» Given problem
Skip the pictures and quote all of the lines exactly.

» Data provided
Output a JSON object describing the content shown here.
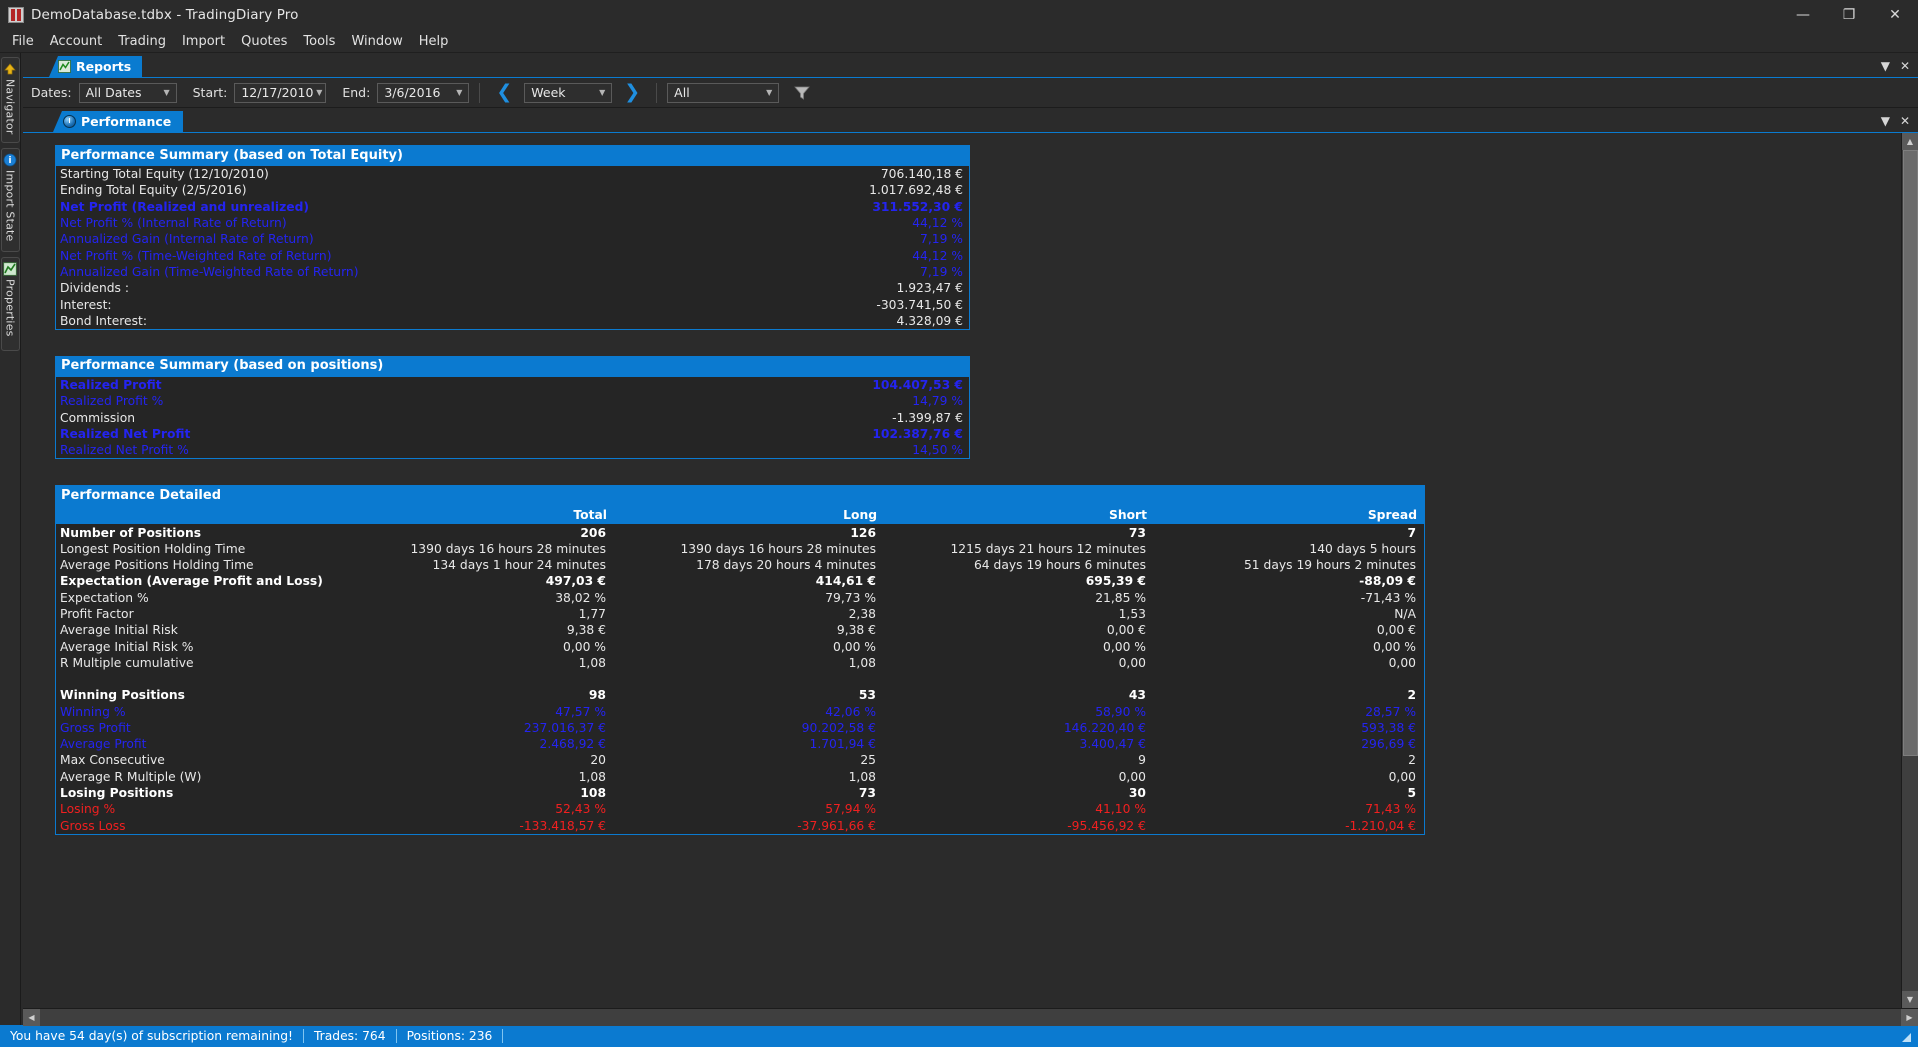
{
  "window": {
    "title": "DemoDatabase.tdbx - TradingDiary Pro",
    "minimize": "—",
    "maximize": "❐",
    "close": "✕"
  },
  "menubar": {
    "items": [
      "File",
      "Account",
      "Trading",
      "Import",
      "Quotes",
      "Tools",
      "Window",
      "Help"
    ]
  },
  "sidebar": {
    "items": [
      {
        "label": "Navigator",
        "icon": "navigator-icon"
      },
      {
        "label": "Import State",
        "icon": "import-state-icon"
      },
      {
        "label": "Properties",
        "icon": "properties-icon"
      }
    ]
  },
  "reports_panel": {
    "tab_label": "Reports",
    "minimize_glyph": "▼",
    "close_glyph": "✕"
  },
  "toolbar": {
    "dates_label": "Dates:",
    "dates_value": "All Dates",
    "start_label": "Start:",
    "start_value": "12/17/2010",
    "end_label": "End:",
    "end_value": "3/6/2016",
    "prev_glyph": "❮",
    "period_value": "Week",
    "next_glyph": "❯",
    "scope_value": "All",
    "caret_glyph": "▼"
  },
  "performance_panel": {
    "tab_label": "Performance",
    "minimize_glyph": "▼",
    "close_glyph": "✕"
  },
  "summary_equity": {
    "title": "Performance Summary (based on Total Equity)",
    "rows": [
      {
        "label": "Starting Total Equity (12/10/2010)",
        "value": "706.140,18 €",
        "style": "white"
      },
      {
        "label": "Ending Total Equity (2/5/2016)",
        "value": "1.017.692,48 €",
        "style": "white"
      },
      {
        "label": "Net Profit (Realized and unrealized)",
        "value": "311.552,30 €",
        "style": "blue-bold"
      },
      {
        "label": "Net Profit % (Internal Rate of Return)",
        "value": "44,12 %",
        "style": "blue"
      },
      {
        "label": "Annualized Gain (Internal Rate of Return)",
        "value": "7,19 %",
        "style": "blue"
      },
      {
        "label": "Net Profit % (Time-Weighted Rate of Return)",
        "value": "44,12 %",
        "style": "blue"
      },
      {
        "label": "Annualized Gain (Time-Weighted Rate of Return)",
        "value": "7,19 %",
        "style": "blue"
      },
      {
        "label": "Dividends :",
        "value": "1.923,47 €",
        "style": "white"
      },
      {
        "label": "Interest:",
        "value": "-303.741,50 €",
        "style": "white"
      },
      {
        "label": "Bond Interest:",
        "value": "4.328,09 €",
        "style": "white"
      }
    ]
  },
  "summary_positions": {
    "title": "Performance Summary (based on positions)",
    "rows": [
      {
        "label": "Realized Profit",
        "value": "104.407,53 €",
        "style": "blue-bold"
      },
      {
        "label": "Realized Profit %",
        "value": "14,79 %",
        "style": "blue"
      },
      {
        "label": "Commission",
        "value": "-1.399,87 €",
        "style": "white"
      },
      {
        "label": "Realized Net Profit",
        "value": "102.387,76 €",
        "style": "blue-bold"
      },
      {
        "label": "Realized Net Profit %",
        "value": "14,50 %",
        "style": "blue"
      }
    ]
  },
  "detailed": {
    "title": "Performance Detailed",
    "columns": [
      "Total",
      "Long",
      "Short",
      "Spread"
    ],
    "rows": [
      {
        "label": "Number of Positions",
        "style": "bold",
        "values": [
          "206",
          "126",
          "73",
          "7"
        ]
      },
      {
        "label": "Longest Position Holding Time",
        "style": "white",
        "values": [
          "1390 days 16 hours 28 minutes",
          "1390 days 16 hours 28 minutes",
          "1215 days 21 hours 12 minutes",
          "140 days 5 hours"
        ]
      },
      {
        "label": "Average Positions Holding Time",
        "style": "white",
        "values": [
          "134 days 1 hour 24 minutes",
          "178 days 20 hours 4 minutes",
          "64 days 19 hours 6 minutes",
          "51 days 19 hours 2 minutes"
        ]
      },
      {
        "label": "Expectation (Average Profit and Loss)",
        "style": "bold",
        "values": [
          "497,03 €",
          "414,61 €",
          "695,39 €",
          "-88,09 €"
        ]
      },
      {
        "label": "Expectation %",
        "style": "white",
        "values": [
          "38,02 %",
          "79,73 %",
          "21,85 %",
          "-71,43 %"
        ]
      },
      {
        "label": "Profit Factor",
        "style": "white",
        "values": [
          "1,77",
          "2,38",
          "1,53",
          "N/A"
        ]
      },
      {
        "label": "Average Initial Risk",
        "style": "white",
        "values": [
          "9,38 €",
          "9,38 €",
          "0,00 €",
          "0,00 €"
        ]
      },
      {
        "label": "Average Initial Risk %",
        "style": "white",
        "values": [
          "0,00 %",
          "0,00 %",
          "0,00 %",
          "0,00 %"
        ]
      },
      {
        "label": "R Multiple cumulative",
        "style": "white",
        "values": [
          "1,08",
          "1,08",
          "0,00",
          "0,00"
        ]
      },
      {
        "label": "",
        "style": "spacer",
        "values": [
          "",
          "",
          "",
          ""
        ]
      },
      {
        "label": "Winning Positions",
        "style": "bold",
        "values": [
          "98",
          "53",
          "43",
          "2"
        ]
      },
      {
        "label": "Winning %",
        "style": "blue",
        "values": [
          "47,57 %",
          "42,06 %",
          "58,90 %",
          "28,57 %"
        ]
      },
      {
        "label": "Gross Profit",
        "style": "blue",
        "values": [
          "237.016,37 €",
          "90.202,58 €",
          "146.220,40 €",
          "593,38 €"
        ]
      },
      {
        "label": "Average Profit",
        "style": "blue",
        "values": [
          "2.468,92 €",
          "1.701,94 €",
          "3.400,47 €",
          "296,69 €"
        ]
      },
      {
        "label": "Max Consecutive",
        "style": "white",
        "values": [
          "20",
          "25",
          "9",
          "2"
        ]
      },
      {
        "label": "Average R Multiple (W)",
        "style": "white",
        "values": [
          "1,08",
          "1,08",
          "0,00",
          "0,00"
        ]
      },
      {
        "label": "Losing Positions",
        "style": "bold",
        "values": [
          "108",
          "73",
          "30",
          "5"
        ]
      },
      {
        "label": "Losing %",
        "style": "red",
        "values": [
          "52,43 %",
          "57,94 %",
          "41,10 %",
          "71,43 %"
        ]
      },
      {
        "label": "Gross Loss",
        "style": "red",
        "values": [
          "-133.418,57 €",
          "-37.961,66 €",
          "-95.456,92 €",
          "-1.210,04 €"
        ]
      }
    ]
  },
  "statusbar": {
    "subscription": "You have 54 day(s) of subscription remaining!",
    "trades": "Trades: 764",
    "positions": "Positions: 236"
  },
  "scroll": {
    "up_glyph": "▲",
    "down_glyph": "▼",
    "left_glyph": "◀",
    "right_glyph": "▶"
  }
}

» Answer for the task
Output a JSON object describing the content shown here.
{
  "window": {
    "title": "DemoDatabase.tdbx - TradingDiary Pro",
    "minimize": "—",
    "maximize": "❐",
    "close": "✕"
  },
  "menubar": {
    "items": [
      "File",
      "Account",
      "Trading",
      "Import",
      "Quotes",
      "Tools",
      "Window",
      "Help"
    ]
  },
  "sidebar": {
    "items": [
      {
        "label": "Navigator",
        "icon": "navigator-icon"
      },
      {
        "label": "Import State",
        "icon": "import-state-icon"
      },
      {
        "label": "Properties",
        "icon": "properties-icon"
      }
    ]
  },
  "reports_panel": {
    "tab_label": "Reports",
    "minimize_glyph": "▼",
    "close_glyph": "✕"
  },
  "toolbar": {
    "dates_label": "Dates:",
    "dates_value": "All Dates",
    "start_label": "Start:",
    "start_value": "12/17/2010",
    "end_label": "End:",
    "end_value": "3/6/2016",
    "prev_glyph": "❮",
    "period_value": "Week",
    "next_glyph": "❯",
    "scope_value": "All",
    "caret_glyph": "▼"
  },
  "performance_panel": {
    "tab_label": "Performance",
    "minimize_glyph": "▼",
    "close_glyph": "✕"
  },
  "summary_equity": {
    "title": "Performance Summary (based on Total Equity)",
    "rows": [
      {
        "label": "Starting Total Equity (12/10/2010)",
        "value": "706.140,18 €",
        "style": "white"
      },
      {
        "label": "Ending Total Equity (2/5/2016)",
        "value": "1.017.692,48 €",
        "style": "white"
      },
      {
        "label": "Net Profit (Realized and unrealized)",
        "value": "311.552,30 €",
        "style": "blue-bold"
      },
      {
        "label": "Net Profit % (Internal Rate of Return)",
        "value": "44,12 %",
        "style": "blue"
      },
      {
        "label": "Annualized Gain (Internal Rate of Return)",
        "value": "7,19 %",
        "style": "blue"
      },
      {
        "label": "Net Profit % (Time-Weighted Rate of Return)",
        "value": "44,12 %",
        "style": "blue"
      },
      {
        "label": "Annualized Gain (Time-Weighted Rate of Return)",
        "value": "7,19 %",
        "style": "blue"
      },
      {
        "label": "Dividends :",
        "value": "1.923,47 €",
        "style": "white"
      },
      {
        "label": "Interest:",
        "value": "-303.741,50 €",
        "style": "white"
      },
      {
        "label": "Bond Interest:",
        "value": "4.328,09 €",
        "style": "white"
      }
    ]
  },
  "summary_positions": {
    "title": "Performance Summary (based on positions)",
    "rows": [
      {
        "label": "Realized Profit",
        "value": "104.407,53 €",
        "style": "blue-bold"
      },
      {
        "label": "Realized Profit %",
        "value": "14,79 %",
        "style": "blue"
      },
      {
        "label": "Commission",
        "value": "-1.399,87 €",
        "style": "white"
      },
      {
        "label": "Realized Net Profit",
        "value": "102.387,76 €",
        "style": "blue-bold"
      },
      {
        "label": "Realized Net Profit %",
        "value": "14,50 %",
        "style": "blue"
      }
    ]
  },
  "detailed": {
    "title": "Performance Detailed",
    "columns": [
      "Total",
      "Long",
      "Short",
      "Spread"
    ],
    "rows": [
      {
        "label": "Number of Positions",
        "style": "bold",
        "values": [
          "206",
          "126",
          "73",
          "7"
        ]
      },
      {
        "label": "Longest Position Holding Time",
        "style": "white",
        "values": [
          "1390 days 16 hours 28 minutes",
          "1390 days 16 hours 28 minutes",
          "1215 days 21 hours 12 minutes",
          "140 days 5 hours"
        ]
      },
      {
        "label": "Average Positions Holding Time",
        "style": "white",
        "values": [
          "134 days 1 hour 24 minutes",
          "178 days 20 hours 4 minutes",
          "64 days 19 hours 6 minutes",
          "51 days 19 hours 2 minutes"
        ]
      },
      {
        "label": "Expectation (Average Profit and Loss)",
        "style": "bold",
        "values": [
          "497,03 €",
          "414,61 €",
          "695,39 €",
          "-88,09 €"
        ]
      },
      {
        "label": "Expectation %",
        "style": "white",
        "values": [
          "38,02 %",
          "79,73 %",
          "21,85 %",
          "-71,43 %"
        ]
      },
      {
        "label": "Profit Factor",
        "style": "white",
        "values": [
          "1,77",
          "2,38",
          "1,53",
          "N/A"
        ]
      },
      {
        "label": "Average Initial Risk",
        "style": "white",
        "values": [
          "9,38 €",
          "9,38 €",
          "0,00 €",
          "0,00 €"
        ]
      },
      {
        "label": "Average Initial Risk %",
        "style": "white",
        "values": [
          "0,00 %",
          "0,00 %",
          "0,00 %",
          "0,00 %"
        ]
      },
      {
        "label": "R Multiple cumulative",
        "style": "white",
        "values": [
          "1,08",
          "1,08",
          "0,00",
          "0,00"
        ]
      },
      {
        "label": "",
        "style": "spacer",
        "values": [
          "",
          "",
          "",
          ""
        ]
      },
      {
        "label": "Winning Positions",
        "style": "bold",
        "values": [
          "98",
          "53",
          "43",
          "2"
        ]
      },
      {
        "label": "Winning %",
        "style": "blue",
        "values": [
          "47,57 %",
          "42,06 %",
          "58,90 %",
          "28,57 %"
        ]
      },
      {
        "label": "Gross Profit",
        "style": "blue",
        "values": [
          "237.016,37 €",
          "90.202,58 €",
          "146.220,40 €",
          "593,38 €"
        ]
      },
      {
        "label": "Average Profit",
        "style": "blue",
        "values": [
          "2.468,92 €",
          "1.701,94 €",
          "3.400,47 €",
          "296,69 €"
        ]
      },
      {
        "label": "Max Consecutive",
        "style": "white",
        "values": [
          "20",
          "25",
          "9",
          "2"
        ]
      },
      {
        "label": "Average R Multiple (W)",
        "style": "white",
        "values": [
          "1,08",
          "1,08",
          "0,00",
          "0,00"
        ]
      },
      {
        "label": "Losing Positions",
        "style": "bold",
        "values": [
          "108",
          "73",
          "30",
          "5"
        ]
      },
      {
        "label": "Losing %",
        "style": "red",
        "values": [
          "52,43 %",
          "57,94 %",
          "41,10 %",
          "71,43 %"
        ]
      },
      {
        "label": "Gross Loss",
        "style": "red",
        "values": [
          "-133.418,57 €",
          "-37.961,66 €",
          "-95.456,92 €",
          "-1.210,04 €"
        ]
      }
    ]
  },
  "statusbar": {
    "subscription": "You have 54 day(s) of subscription remaining!",
    "trades": "Trades: 764",
    "positions": "Positions: 236"
  },
  "scroll": {
    "up_glyph": "▲",
    "down_glyph": "▼",
    "left_glyph": "◀",
    "right_glyph": "▶"
  }
}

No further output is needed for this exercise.